-- Start of RECORDS FOR THE EXERCISE --
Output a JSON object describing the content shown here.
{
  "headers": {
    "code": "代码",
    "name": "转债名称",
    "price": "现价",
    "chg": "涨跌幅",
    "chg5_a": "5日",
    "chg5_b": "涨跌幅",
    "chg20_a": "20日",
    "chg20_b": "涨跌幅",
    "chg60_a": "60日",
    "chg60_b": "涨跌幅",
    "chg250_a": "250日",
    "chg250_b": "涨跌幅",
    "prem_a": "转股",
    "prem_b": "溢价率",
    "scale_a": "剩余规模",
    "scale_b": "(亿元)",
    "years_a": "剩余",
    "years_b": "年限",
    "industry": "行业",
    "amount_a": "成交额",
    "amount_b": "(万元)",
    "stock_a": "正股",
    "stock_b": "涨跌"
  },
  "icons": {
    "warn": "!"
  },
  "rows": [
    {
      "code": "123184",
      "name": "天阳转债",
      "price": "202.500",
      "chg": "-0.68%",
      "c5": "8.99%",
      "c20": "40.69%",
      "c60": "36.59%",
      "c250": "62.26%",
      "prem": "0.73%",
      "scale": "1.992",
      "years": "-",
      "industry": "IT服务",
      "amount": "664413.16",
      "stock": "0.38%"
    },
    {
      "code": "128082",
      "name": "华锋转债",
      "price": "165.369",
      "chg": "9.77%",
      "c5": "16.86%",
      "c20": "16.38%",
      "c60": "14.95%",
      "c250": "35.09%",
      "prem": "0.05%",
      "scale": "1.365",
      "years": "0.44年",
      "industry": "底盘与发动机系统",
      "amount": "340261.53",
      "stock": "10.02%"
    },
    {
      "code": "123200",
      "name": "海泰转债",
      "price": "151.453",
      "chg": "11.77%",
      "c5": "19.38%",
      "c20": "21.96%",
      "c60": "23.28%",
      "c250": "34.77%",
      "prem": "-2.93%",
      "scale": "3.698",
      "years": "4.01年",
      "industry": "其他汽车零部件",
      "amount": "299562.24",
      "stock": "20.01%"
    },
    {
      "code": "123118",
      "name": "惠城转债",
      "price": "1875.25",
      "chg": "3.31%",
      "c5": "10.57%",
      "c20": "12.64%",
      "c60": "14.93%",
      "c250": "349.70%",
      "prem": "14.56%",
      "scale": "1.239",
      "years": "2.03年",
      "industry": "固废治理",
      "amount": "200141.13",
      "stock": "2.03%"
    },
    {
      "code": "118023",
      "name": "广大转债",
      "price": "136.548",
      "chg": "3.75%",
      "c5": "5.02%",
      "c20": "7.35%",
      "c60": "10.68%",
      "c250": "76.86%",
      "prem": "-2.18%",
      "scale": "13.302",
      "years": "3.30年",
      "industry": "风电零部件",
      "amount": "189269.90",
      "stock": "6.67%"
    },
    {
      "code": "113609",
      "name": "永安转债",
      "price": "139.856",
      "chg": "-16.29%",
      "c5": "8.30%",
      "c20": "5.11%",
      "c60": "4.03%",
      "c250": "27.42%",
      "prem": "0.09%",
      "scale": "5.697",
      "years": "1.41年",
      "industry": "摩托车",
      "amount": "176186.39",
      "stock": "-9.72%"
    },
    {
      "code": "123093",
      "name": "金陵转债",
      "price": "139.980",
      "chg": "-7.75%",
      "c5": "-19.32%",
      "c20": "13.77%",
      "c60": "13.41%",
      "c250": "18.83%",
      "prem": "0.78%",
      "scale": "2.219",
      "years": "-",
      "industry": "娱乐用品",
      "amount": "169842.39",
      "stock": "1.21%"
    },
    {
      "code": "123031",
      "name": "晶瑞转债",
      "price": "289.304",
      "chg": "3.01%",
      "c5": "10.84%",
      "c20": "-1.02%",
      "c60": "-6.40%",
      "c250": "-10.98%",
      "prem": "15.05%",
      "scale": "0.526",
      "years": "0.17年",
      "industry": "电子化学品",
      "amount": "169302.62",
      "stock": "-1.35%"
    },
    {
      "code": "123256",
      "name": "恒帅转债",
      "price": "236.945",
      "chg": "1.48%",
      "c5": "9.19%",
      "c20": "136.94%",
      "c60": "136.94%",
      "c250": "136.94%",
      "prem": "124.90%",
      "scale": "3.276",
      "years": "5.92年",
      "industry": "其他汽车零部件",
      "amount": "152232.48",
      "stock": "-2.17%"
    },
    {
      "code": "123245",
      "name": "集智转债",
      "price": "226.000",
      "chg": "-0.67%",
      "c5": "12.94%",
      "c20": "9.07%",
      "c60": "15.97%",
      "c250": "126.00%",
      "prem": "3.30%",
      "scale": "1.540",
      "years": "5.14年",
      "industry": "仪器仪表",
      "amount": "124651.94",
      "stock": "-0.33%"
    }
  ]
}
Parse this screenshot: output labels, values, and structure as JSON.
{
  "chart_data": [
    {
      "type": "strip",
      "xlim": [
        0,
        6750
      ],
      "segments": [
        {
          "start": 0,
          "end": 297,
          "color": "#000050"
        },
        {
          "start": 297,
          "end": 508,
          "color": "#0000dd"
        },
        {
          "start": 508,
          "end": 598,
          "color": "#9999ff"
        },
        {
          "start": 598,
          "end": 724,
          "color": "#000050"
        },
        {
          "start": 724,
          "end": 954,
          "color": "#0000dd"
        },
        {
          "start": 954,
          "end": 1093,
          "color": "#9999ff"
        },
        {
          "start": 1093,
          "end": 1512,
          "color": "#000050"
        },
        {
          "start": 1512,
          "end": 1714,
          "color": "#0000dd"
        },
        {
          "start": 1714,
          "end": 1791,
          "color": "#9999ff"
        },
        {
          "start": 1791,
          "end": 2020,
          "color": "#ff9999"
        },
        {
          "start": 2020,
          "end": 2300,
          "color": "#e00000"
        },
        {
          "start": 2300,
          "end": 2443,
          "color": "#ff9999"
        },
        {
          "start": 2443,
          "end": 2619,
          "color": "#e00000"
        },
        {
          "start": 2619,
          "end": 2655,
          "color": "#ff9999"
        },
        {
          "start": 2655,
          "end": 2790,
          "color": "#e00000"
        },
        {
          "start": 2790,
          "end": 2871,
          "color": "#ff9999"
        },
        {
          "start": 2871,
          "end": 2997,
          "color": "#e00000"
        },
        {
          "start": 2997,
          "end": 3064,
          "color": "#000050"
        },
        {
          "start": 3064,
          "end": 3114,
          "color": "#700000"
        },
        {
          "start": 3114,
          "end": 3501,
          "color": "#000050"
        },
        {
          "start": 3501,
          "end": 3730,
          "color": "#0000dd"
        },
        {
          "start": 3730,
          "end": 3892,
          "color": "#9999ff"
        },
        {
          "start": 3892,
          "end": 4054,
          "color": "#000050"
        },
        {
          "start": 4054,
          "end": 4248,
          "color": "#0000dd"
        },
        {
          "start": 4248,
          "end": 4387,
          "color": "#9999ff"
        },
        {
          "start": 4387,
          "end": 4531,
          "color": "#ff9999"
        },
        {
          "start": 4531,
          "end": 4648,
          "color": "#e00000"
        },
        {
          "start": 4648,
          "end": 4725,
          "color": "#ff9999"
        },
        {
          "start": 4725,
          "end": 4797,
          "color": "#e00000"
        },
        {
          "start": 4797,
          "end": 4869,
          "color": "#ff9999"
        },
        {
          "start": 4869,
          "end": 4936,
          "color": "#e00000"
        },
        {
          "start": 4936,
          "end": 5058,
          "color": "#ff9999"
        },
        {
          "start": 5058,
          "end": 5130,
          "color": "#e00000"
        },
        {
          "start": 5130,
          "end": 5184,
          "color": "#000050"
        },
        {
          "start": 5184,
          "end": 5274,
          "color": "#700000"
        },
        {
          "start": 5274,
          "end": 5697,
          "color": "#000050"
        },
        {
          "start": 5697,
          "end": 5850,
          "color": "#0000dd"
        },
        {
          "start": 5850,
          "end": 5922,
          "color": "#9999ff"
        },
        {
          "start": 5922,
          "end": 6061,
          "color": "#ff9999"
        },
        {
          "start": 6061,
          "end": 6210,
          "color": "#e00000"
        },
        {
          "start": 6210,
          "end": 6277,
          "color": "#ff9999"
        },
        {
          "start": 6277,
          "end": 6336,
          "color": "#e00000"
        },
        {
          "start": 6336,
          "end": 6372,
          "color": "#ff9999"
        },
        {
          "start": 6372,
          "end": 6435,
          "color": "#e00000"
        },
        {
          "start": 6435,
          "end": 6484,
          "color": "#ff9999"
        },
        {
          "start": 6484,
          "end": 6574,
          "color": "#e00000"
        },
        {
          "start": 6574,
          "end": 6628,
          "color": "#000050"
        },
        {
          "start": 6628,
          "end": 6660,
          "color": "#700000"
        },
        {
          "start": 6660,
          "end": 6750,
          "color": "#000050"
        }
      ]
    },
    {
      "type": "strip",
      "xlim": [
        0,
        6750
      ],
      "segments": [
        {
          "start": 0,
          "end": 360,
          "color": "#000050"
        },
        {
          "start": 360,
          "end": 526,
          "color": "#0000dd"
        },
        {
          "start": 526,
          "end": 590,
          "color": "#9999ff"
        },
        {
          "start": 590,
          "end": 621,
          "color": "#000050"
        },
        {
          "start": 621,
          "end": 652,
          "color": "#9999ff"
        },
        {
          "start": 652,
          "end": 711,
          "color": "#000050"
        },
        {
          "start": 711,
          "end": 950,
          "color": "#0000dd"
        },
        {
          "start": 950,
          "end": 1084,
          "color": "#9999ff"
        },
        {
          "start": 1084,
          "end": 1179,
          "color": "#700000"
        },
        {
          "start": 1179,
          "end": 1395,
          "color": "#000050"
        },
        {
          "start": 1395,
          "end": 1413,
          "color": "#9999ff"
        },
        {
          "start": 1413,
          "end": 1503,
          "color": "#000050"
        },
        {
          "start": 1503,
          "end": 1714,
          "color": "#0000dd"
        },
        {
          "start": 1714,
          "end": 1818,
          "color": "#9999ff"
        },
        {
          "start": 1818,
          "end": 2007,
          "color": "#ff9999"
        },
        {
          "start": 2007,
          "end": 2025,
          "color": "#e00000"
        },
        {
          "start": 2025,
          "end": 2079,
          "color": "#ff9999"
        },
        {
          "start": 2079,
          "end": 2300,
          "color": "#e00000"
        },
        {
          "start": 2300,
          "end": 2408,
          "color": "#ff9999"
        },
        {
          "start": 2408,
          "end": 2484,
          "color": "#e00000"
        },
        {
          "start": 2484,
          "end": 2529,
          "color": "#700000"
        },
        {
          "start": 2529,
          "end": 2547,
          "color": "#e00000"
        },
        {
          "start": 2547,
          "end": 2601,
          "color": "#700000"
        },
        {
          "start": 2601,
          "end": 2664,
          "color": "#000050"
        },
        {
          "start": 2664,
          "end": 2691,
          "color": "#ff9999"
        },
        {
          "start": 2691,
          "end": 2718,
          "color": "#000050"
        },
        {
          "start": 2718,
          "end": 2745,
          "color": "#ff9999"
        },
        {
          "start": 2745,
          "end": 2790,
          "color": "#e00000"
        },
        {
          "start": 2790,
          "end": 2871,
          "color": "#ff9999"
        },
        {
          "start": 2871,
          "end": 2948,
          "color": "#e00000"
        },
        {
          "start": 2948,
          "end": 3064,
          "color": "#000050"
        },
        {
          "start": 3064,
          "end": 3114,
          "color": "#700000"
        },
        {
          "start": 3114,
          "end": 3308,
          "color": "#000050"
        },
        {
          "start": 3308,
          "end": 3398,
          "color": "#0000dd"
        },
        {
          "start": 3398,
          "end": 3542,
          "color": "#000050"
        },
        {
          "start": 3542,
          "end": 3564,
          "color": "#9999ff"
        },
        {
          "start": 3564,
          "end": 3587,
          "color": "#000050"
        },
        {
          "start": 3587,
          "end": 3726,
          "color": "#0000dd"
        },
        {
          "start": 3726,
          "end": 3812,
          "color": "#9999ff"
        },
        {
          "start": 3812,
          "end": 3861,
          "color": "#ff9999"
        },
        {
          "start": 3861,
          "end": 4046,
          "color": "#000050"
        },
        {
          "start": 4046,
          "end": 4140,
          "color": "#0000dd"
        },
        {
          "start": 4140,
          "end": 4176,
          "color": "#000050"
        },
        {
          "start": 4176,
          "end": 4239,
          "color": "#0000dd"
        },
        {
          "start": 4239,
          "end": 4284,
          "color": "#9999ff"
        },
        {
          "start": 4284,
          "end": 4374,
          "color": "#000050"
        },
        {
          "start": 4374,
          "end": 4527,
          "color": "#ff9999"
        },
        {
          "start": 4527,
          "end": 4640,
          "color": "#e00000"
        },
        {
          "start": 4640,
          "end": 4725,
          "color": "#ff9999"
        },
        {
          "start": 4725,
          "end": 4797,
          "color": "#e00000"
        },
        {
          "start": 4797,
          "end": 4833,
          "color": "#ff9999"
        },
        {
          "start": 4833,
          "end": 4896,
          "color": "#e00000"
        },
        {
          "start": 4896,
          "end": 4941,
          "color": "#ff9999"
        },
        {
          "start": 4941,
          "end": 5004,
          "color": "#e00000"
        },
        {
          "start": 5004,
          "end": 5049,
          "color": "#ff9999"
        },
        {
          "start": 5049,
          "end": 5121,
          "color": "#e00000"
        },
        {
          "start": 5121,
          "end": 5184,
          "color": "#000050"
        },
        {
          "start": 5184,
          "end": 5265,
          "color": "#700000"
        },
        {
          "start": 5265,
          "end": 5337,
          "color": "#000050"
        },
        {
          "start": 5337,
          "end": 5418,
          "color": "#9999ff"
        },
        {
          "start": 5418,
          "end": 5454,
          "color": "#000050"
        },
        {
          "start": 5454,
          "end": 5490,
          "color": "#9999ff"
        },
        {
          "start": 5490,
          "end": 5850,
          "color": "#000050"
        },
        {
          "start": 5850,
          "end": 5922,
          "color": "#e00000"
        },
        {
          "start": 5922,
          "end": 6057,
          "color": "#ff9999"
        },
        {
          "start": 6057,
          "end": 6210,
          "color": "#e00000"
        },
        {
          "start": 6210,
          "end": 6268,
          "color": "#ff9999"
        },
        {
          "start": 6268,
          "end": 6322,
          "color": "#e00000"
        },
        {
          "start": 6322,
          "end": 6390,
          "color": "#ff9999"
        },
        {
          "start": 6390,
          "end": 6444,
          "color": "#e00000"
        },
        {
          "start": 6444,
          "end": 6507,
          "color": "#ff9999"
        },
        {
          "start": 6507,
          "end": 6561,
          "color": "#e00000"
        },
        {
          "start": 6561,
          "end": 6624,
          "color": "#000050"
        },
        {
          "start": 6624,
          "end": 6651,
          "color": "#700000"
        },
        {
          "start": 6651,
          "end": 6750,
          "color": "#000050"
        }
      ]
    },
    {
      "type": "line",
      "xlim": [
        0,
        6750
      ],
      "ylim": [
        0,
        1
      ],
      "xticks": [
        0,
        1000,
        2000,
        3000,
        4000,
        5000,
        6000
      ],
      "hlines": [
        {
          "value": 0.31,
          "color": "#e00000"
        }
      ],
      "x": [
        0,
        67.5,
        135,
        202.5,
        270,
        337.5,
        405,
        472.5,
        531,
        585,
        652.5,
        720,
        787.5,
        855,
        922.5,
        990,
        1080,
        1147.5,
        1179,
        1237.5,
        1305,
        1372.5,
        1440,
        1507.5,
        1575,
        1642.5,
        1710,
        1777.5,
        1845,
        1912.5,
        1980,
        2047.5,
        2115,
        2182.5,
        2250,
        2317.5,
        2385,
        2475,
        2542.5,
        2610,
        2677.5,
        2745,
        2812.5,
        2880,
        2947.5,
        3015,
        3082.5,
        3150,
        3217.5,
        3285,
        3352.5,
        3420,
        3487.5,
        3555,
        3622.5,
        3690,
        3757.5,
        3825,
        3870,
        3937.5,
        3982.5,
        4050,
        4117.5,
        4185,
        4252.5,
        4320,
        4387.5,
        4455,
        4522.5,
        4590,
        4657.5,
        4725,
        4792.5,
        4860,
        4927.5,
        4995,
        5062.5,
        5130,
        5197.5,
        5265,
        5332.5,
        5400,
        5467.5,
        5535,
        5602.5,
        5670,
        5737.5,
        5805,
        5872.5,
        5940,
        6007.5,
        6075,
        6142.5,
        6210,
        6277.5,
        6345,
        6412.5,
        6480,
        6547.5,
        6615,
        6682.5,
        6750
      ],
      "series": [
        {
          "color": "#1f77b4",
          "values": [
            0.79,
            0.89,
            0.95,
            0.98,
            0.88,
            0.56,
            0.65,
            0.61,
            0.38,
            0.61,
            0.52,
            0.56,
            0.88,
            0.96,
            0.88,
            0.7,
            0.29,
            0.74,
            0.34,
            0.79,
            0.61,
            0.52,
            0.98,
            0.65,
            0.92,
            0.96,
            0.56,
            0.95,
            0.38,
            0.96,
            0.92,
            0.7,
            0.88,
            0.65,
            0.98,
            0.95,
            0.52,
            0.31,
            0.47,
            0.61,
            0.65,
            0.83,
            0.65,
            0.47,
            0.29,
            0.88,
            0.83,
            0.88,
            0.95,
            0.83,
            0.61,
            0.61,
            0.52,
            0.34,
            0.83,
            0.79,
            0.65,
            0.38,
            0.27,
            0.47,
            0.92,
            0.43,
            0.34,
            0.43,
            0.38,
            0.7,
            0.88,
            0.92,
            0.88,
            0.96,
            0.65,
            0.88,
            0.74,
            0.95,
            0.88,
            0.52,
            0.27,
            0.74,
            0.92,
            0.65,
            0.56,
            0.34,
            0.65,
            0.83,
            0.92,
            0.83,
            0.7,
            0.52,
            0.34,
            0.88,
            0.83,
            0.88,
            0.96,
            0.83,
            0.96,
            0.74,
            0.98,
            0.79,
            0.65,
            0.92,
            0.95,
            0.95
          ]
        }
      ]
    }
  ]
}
-- End of RECORDS FOR THE EXERCISE --
» GIVEN REQUEST:
Collect every line above that contains the word "code".

» THE REPLY:
    "code": "代码",
      "code": "123184",
      "code": "128082",
      "code": "123200",
      "code": "123118",
      "code": "118023",
      "code": "113609",
      "code": "123093",
      "code": "123031",
      "code": "123256",
      "code": "123245",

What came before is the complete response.